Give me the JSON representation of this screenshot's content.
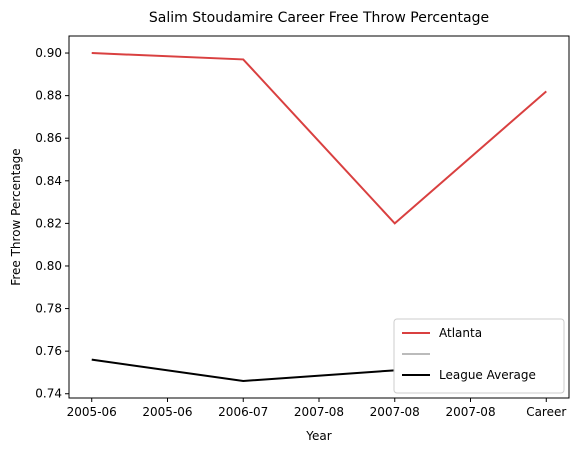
{
  "chart_data": {
    "type": "line",
    "title": "Salim Stoudamire Career Free Throw Percentage",
    "xlabel": "Year",
    "ylabel": "Free Throw Percentage",
    "x_tick_labels": [
      "2005-06",
      "2005-06",
      "2006-07",
      "2007-08",
      "2007-08",
      "2007-08",
      "Career"
    ],
    "x_positions": [
      0,
      1,
      2,
      3,
      4
    ],
    "x_labels_at_points": [
      "2005-06",
      "2006-07",
      "2007-08",
      "2007-08",
      "Career"
    ],
    "ylim": [
      0.738,
      0.908
    ],
    "y_ticks": [
      0.74,
      0.76,
      0.78,
      0.8,
      0.82,
      0.84,
      0.86,
      0.88,
      0.9
    ],
    "series": [
      {
        "name": "Atlanta",
        "color": "#d94040",
        "x": [
          0,
          1,
          2,
          3
        ],
        "values": [
          0.9,
          0.897,
          0.82,
          0.882
        ],
        "x_index_map": [
          0,
          2,
          4,
          6
        ]
      },
      {
        "name": "",
        "color": "#bbbbbb",
        "x": [],
        "values": []
      },
      {
        "name": "League Average",
        "color": "#000000",
        "x": [
          0,
          1,
          2
        ],
        "values": [
          0.756,
          0.746,
          0.751
        ],
        "x_index_map": [
          0,
          2,
          4
        ]
      }
    ],
    "legend": {
      "placement": "lower-right",
      "entries": [
        "Atlanta",
        "",
        "League Average"
      ]
    },
    "grid": false
  }
}
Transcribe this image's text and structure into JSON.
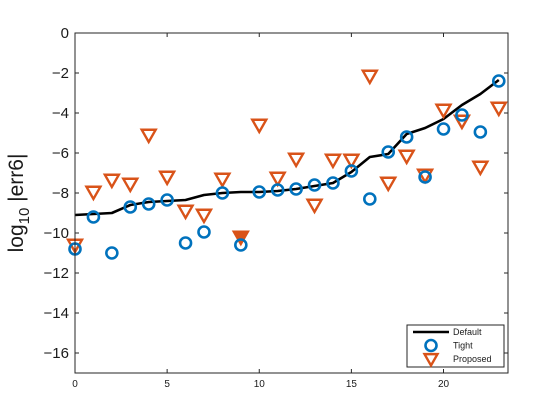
{
  "chart_data": {
    "type": "line",
    "xlim": [
      0,
      23.5
    ],
    "ylim": [
      -17,
      0
    ],
    "x_ticks": [
      {
        "value": 0,
        "label": "0"
      },
      {
        "value": 5,
        "label": "5"
      },
      {
        "value": 10,
        "label": "10"
      },
      {
        "value": 15,
        "label": "15"
      },
      {
        "value": 20,
        "label": "20"
      }
    ],
    "y_ticks": [
      {
        "value": 0,
        "label": "0"
      },
      {
        "value": -2,
        "label": "−2"
      },
      {
        "value": -4,
        "label": "−4"
      },
      {
        "value": -6,
        "label": "−6"
      },
      {
        "value": -8,
        "label": "−8"
      },
      {
        "value": -10,
        "label": "−10"
      },
      {
        "value": -12,
        "label": "−12"
      },
      {
        "value": -14,
        "label": "−14"
      },
      {
        "value": -16,
        "label": "−16"
      }
    ],
    "ylabel": {
      "prefix": "log",
      "subscript": "10",
      "suffix": " |err6|"
    },
    "grid": false,
    "legend_position": "bottom-right",
    "series": [
      {
        "name": "Default",
        "style": "line",
        "color": "#000000",
        "x": [
          0,
          1,
          2,
          3,
          4,
          5,
          6,
          7,
          8,
          9,
          10,
          11,
          12,
          13,
          14,
          15,
          16,
          17,
          18,
          19,
          20,
          21,
          22,
          23
        ],
        "y": [
          -9.1,
          -9.05,
          -9.0,
          -8.6,
          -8.45,
          -8.4,
          -8.35,
          -8.1,
          -8.0,
          -7.95,
          -7.95,
          -7.9,
          -7.8,
          -7.65,
          -7.5,
          -6.95,
          -6.2,
          -6.05,
          -5.05,
          -4.75,
          -4.3,
          -3.6,
          -3.05,
          -2.35
        ]
      },
      {
        "name": "Tight",
        "style": "circle",
        "color": "#0072BD",
        "x": [
          0,
          1,
          2,
          3,
          4,
          5,
          6,
          7,
          8,
          9,
          10,
          11,
          12,
          13,
          14,
          15,
          16,
          17,
          18,
          19,
          20,
          21,
          22,
          23
        ],
        "y": [
          -10.8,
          -9.2,
          -11.0,
          -8.7,
          -8.55,
          -8.35,
          -10.5,
          -9.95,
          -8.0,
          -10.6,
          -7.95,
          -7.85,
          -7.8,
          -7.6,
          -7.5,
          -6.9,
          -8.3,
          -5.95,
          -5.2,
          -7.2,
          -4.8,
          -4.1,
          -4.95,
          -2.4
        ]
      },
      {
        "name": "Proposed",
        "style": "triangle-down",
        "color": "#D95319",
        "x": [
          0,
          1,
          2,
          3,
          4,
          5,
          6,
          7,
          8,
          9,
          10,
          11,
          12,
          13,
          14,
          15,
          16,
          17,
          18,
          19,
          20,
          21,
          22,
          23
        ],
        "y": [
          -10.6,
          -7.95,
          -7.35,
          -7.55,
          -5.1,
          -7.2,
          -8.9,
          -9.1,
          -7.3,
          -10.2,
          -4.6,
          -7.25,
          -6.3,
          -8.6,
          -6.35,
          -6.35,
          -2.15,
          -7.5,
          -6.15,
          -7.1,
          -3.85,
          -4.4,
          -6.7,
          -3.75
        ]
      }
    ],
    "filled_marker": {
      "series": "Proposed",
      "x": 9
    }
  }
}
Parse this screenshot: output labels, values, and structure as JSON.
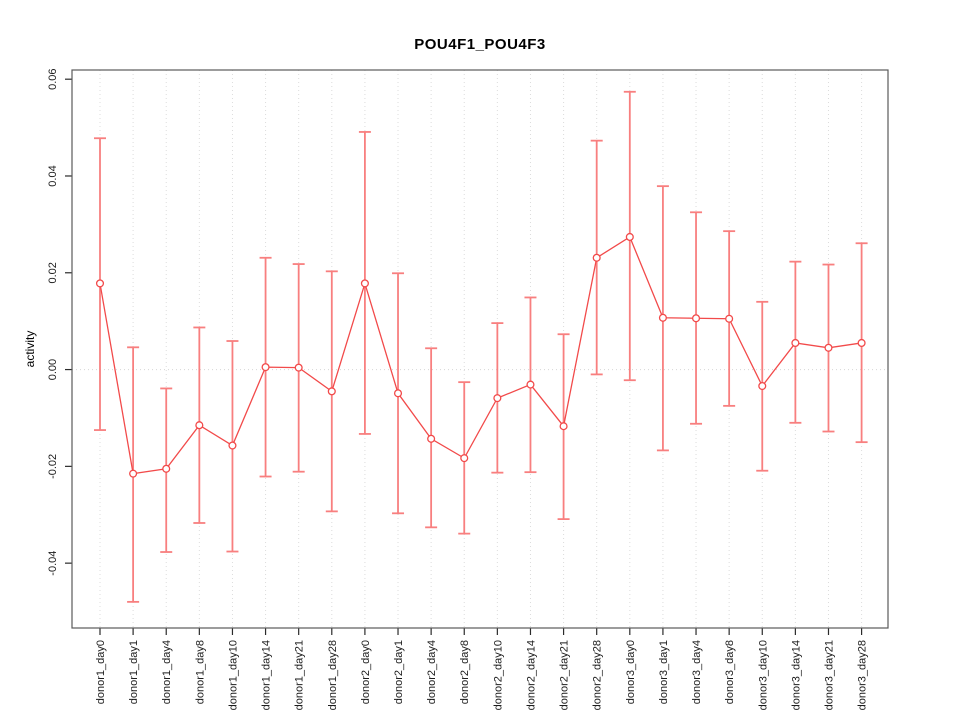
{
  "title": "POU4F1_POU4F3",
  "chart_data": {
    "type": "line",
    "subtype": "points-with-error-bars",
    "title": "POU4F1_POU4F3",
    "xlabel": "",
    "ylabel": "activity",
    "legend": "none",
    "grid": "vertical dotted gridline at each category; dotted horizontal reference line at y=0",
    "ylim": [
      -0.0534,
      0.0619
    ],
    "y_tick_values": [
      0.06,
      0.04,
      0.02,
      0.0,
      -0.02,
      -0.04
    ],
    "y_tick_labels": [
      "0.06",
      "0.04",
      "0.02",
      "0.00",
      "-0.02",
      "-0.04"
    ],
    "categories": [
      "donor1_day0",
      "donor1_day1",
      "donor1_day4",
      "donor1_day8",
      "donor1_day10",
      "donor1_day14",
      "donor1_day21",
      "donor1_day28",
      "donor2_day0",
      "donor2_day1",
      "donor2_day4",
      "donor2_day8",
      "donor2_day10",
      "donor2_day14",
      "donor2_day21",
      "donor2_day28",
      "donor3_day0",
      "donor3_day1",
      "donor3_day4",
      "donor3_day8",
      "donor3_day10",
      "donor3_day14",
      "donor3_day21",
      "donor3_day28"
    ],
    "series": [
      {
        "name": "activity",
        "values": [
          0.0178,
          -0.0215,
          -0.0205,
          -0.0115,
          -0.0157,
          0.0005,
          0.0004,
          -0.0045,
          0.0178,
          -0.0049,
          -0.0143,
          -0.0183,
          -0.0059,
          -0.0031,
          -0.0117,
          0.0231,
          0.0274,
          0.0107,
          0.0106,
          0.0105,
          -0.0034,
          0.0055,
          0.0045,
          0.0055
        ],
        "upper": [
          0.0478,
          0.0046,
          -0.0039,
          0.0087,
          0.0059,
          0.0231,
          0.0218,
          0.0203,
          0.0491,
          0.0199,
          0.0044,
          -0.0026,
          0.0096,
          0.0149,
          0.0073,
          0.0473,
          0.0574,
          0.0379,
          0.0325,
          0.0286,
          0.014,
          0.0223,
          0.0217,
          0.0261
        ],
        "lower": [
          -0.0125,
          -0.048,
          -0.0377,
          -0.0317,
          -0.0376,
          -0.0221,
          -0.0211,
          -0.0293,
          -0.0133,
          -0.0297,
          -0.0326,
          -0.0339,
          -0.0213,
          -0.0212,
          -0.0309,
          -0.001,
          -0.0022,
          -0.0167,
          -0.0112,
          -0.0075,
          -0.0209,
          -0.011,
          -0.0128,
          -0.015
        ]
      }
    ],
    "colors": {
      "series_line": "#f24a4a",
      "point_stroke": "#f24a4a",
      "point_fill": "#ffffff",
      "error_bar": "#f87f7f",
      "gridline": "#dcdcdc",
      "zero_line": "#d6d6d6",
      "axis_box": "#5a5a5a",
      "tick": "#2b2b2b",
      "background": "#ffffff"
    }
  }
}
+++++
- [Task description] Without the pictures, write out the whole listing above exactly as it appears.

- [Output for this task]
Give me the JSON representation of this screenshot's content.
{
  "chart_data": {
    "type": "line",
    "title": "Salim Stoudamire Career Free Throw Percentage",
    "xlabel": "Year",
    "ylabel": "Free Throw Percentage",
    "x_tick_labels": [
      "2005-06",
      "2005-06",
      "2006-07",
      "2007-08",
      "2007-08",
      "2007-08",
      "Career"
    ],
    "x_positions": [
      0,
      1,
      2,
      3,
      4
    ],
    "x_labels_at_points": [
      "2005-06",
      "2006-07",
      "2007-08",
      "2007-08",
      "Career"
    ],
    "ylim": [
      0.738,
      0.908
    ],
    "y_ticks": [
      0.74,
      0.76,
      0.78,
      0.8,
      0.82,
      0.84,
      0.86,
      0.88,
      0.9
    ],
    "series": [
      {
        "name": "Atlanta",
        "color": "#d94040",
        "x": [
          0,
          1,
          2,
          3
        ],
        "values": [
          0.9,
          0.897,
          0.82,
          0.882
        ],
        "x_index_map": [
          0,
          2,
          4,
          6
        ]
      },
      {
        "name": "",
        "color": "#bbbbbb",
        "x": [],
        "values": []
      },
      {
        "name": "League Average",
        "color": "#000000",
        "x": [
          0,
          1,
          2
        ],
        "values": [
          0.756,
          0.746,
          0.751
        ],
        "x_index_map": [
          0,
          2,
          4
        ]
      }
    ],
    "legend": {
      "placement": "lower-right",
      "entries": [
        "Atlanta",
        "",
        "League Average"
      ]
    },
    "grid": false
  }
}
Transcribe this image's text and structure into JSON.
{
  "chart_data": {
    "type": "line",
    "xlim": [
      0,
      23.5
    ],
    "ylim": [
      -17,
      0
    ],
    "x_ticks": [
      {
        "value": 0,
        "label": "0"
      },
      {
        "value": 5,
        "label": "5"
      },
      {
        "value": 10,
        "label": "10"
      },
      {
        "value": 15,
        "label": "15"
      },
      {
        "value": 20,
        "label": "20"
      }
    ],
    "y_ticks": [
      {
        "value": 0,
        "label": "0"
      },
      {
        "value": -2,
        "label": "−2"
      },
      {
        "value": -4,
        "label": "−4"
      },
      {
        "value": -6,
        "label": "−6"
      },
      {
        "value": -8,
        "label": "−8"
      },
      {
        "value": -10,
        "label": "−10"
      },
      {
        "value": -12,
        "label": "−12"
      },
      {
        "value": -14,
        "label": "−14"
      },
      {
        "value": -16,
        "label": "−16"
      }
    ],
    "ylabel": {
      "prefix": "log",
      "subscript": "10",
      "suffix": " |err6|"
    },
    "grid": false,
    "legend_position": "bottom-right",
    "series": [
      {
        "name": "Default",
        "style": "line",
        "color": "#000000",
        "x": [
          0,
          1,
          2,
          3,
          4,
          5,
          6,
          7,
          8,
          9,
          10,
          11,
          12,
          13,
          14,
          15,
          16,
          17,
          18,
          19,
          20,
          21,
          22,
          23
        ],
        "y": [
          -9.1,
          -9.05,
          -9.0,
          -8.6,
          -8.45,
          -8.4,
          -8.35,
          -8.1,
          -8.0,
          -7.95,
          -7.95,
          -7.9,
          -7.8,
          -7.65,
          -7.5,
          -6.95,
          -6.2,
          -6.05,
          -5.05,
          -4.75,
          -4.3,
          -3.6,
          -3.05,
          -2.35
        ]
      },
      {
        "name": "Tight",
        "style": "circle",
        "color": "#0072BD",
        "x": [
          0,
          1,
          2,
          3,
          4,
          5,
          6,
          7,
          8,
          9,
          10,
          11,
          12,
          13,
          14,
          15,
          16,
          17,
          18,
          19,
          20,
          21,
          22,
          23
        ],
        "y": [
          -10.8,
          -9.2,
          -11.0,
          -8.7,
          -8.55,
          -8.35,
          -10.5,
          -9.95,
          -8.0,
          -10.6,
          -7.95,
          -7.85,
          -7.8,
          -7.6,
          -7.5,
          -6.9,
          -8.3,
          -5.95,
          -5.2,
          -7.2,
          -4.8,
          -4.1,
          -4.95,
          -2.4
        ]
      },
      {
        "name": "Proposed",
        "style": "triangle-down",
        "color": "#D95319",
        "x": [
          0,
          1,
          2,
          3,
          4,
          5,
          6,
          7,
          8,
          9,
          10,
          11,
          12,
          13,
          14,
          15,
          16,
          17,
          18,
          19,
          20,
          21,
          22,
          23
        ],
        "y": [
          -10.6,
          -7.95,
          -7.35,
          -7.55,
          -5.1,
          -7.2,
          -8.9,
          -9.1,
          -7.3,
          -10.2,
          -4.6,
          -7.25,
          -6.3,
          -8.6,
          -6.35,
          -6.35,
          -2.15,
          -7.5,
          -6.15,
          -7.1,
          -3.85,
          -4.4,
          -6.7,
          -3.75
        ]
      }
    ],
    "filled_marker": {
      "series": "Proposed",
      "x": 9
    }
  }
}
Parse this screenshot: output labels, values, and structure as JSON.
{
  "title": "POU4F1_POU4F3",
  "chart_data": {
    "type": "line",
    "subtype": "points-with-error-bars",
    "title": "POU4F1_POU4F3",
    "xlabel": "",
    "ylabel": "activity",
    "legend": "none",
    "grid": "vertical dotted gridline at each category; dotted horizontal reference line at y=0",
    "ylim": [
      -0.0534,
      0.0619
    ],
    "y_tick_values": [
      0.06,
      0.04,
      0.02,
      0.0,
      -0.02,
      -0.04
    ],
    "y_tick_labels": [
      "0.06",
      "0.04",
      "0.02",
      "0.00",
      "-0.02",
      "-0.04"
    ],
    "categories": [
      "donor1_day0",
      "donor1_day1",
      "donor1_day4",
      "donor1_day8",
      "donor1_day10",
      "donor1_day14",
      "donor1_day21",
      "donor1_day28",
      "donor2_day0",
      "donor2_day1",
      "donor2_day4",
      "donor2_day8",
      "donor2_day10",
      "donor2_day14",
      "donor2_day21",
      "donor2_day28",
      "donor3_day0",
      "donor3_day1",
      "donor3_day4",
      "donor3_day8",
      "donor3_day10",
      "donor3_day14",
      "donor3_day21",
      "donor3_day28"
    ],
    "series": [
      {
        "name": "activity",
        "values": [
          0.0178,
          -0.0215,
          -0.0205,
          -0.0115,
          -0.0157,
          0.0005,
          0.0004,
          -0.0045,
          0.0178,
          -0.0049,
          -0.0143,
          -0.0183,
          -0.0059,
          -0.0031,
          -0.0117,
          0.0231,
          0.0274,
          0.0107,
          0.0106,
          0.0105,
          -0.0034,
          0.0055,
          0.0045,
          0.0055
        ],
        "upper": [
          0.0478,
          0.0046,
          -0.0039,
          0.0087,
          0.0059,
          0.0231,
          0.0218,
          0.0203,
          0.0491,
          0.0199,
          0.0044,
          -0.0026,
          0.0096,
          0.0149,
          0.0073,
          0.0473,
          0.0574,
          0.0379,
          0.0325,
          0.0286,
          0.014,
          0.0223,
          0.0217,
          0.0261
        ],
        "lower": [
          -0.0125,
          -0.048,
          -0.0377,
          -0.0317,
          -0.0376,
          -0.0221,
          -0.0211,
          -0.0293,
          -0.0133,
          -0.0297,
          -0.0326,
          -0.0339,
          -0.0213,
          -0.0212,
          -0.0309,
          -0.001,
          -0.0022,
          -0.0167,
          -0.0112,
          -0.0075,
          -0.0209,
          -0.011,
          -0.0128,
          -0.015
        ]
      }
    ],
    "colors": {
      "series_line": "#f24a4a",
      "point_stroke": "#f24a4a",
      "point_fill": "#ffffff",
      "error_bar": "#f87f7f",
      "gridline": "#dcdcdc",
      "zero_line": "#d6d6d6",
      "axis_box": "#5a5a5a",
      "tick": "#2b2b2b",
      "background": "#ffffff"
    }
  }
}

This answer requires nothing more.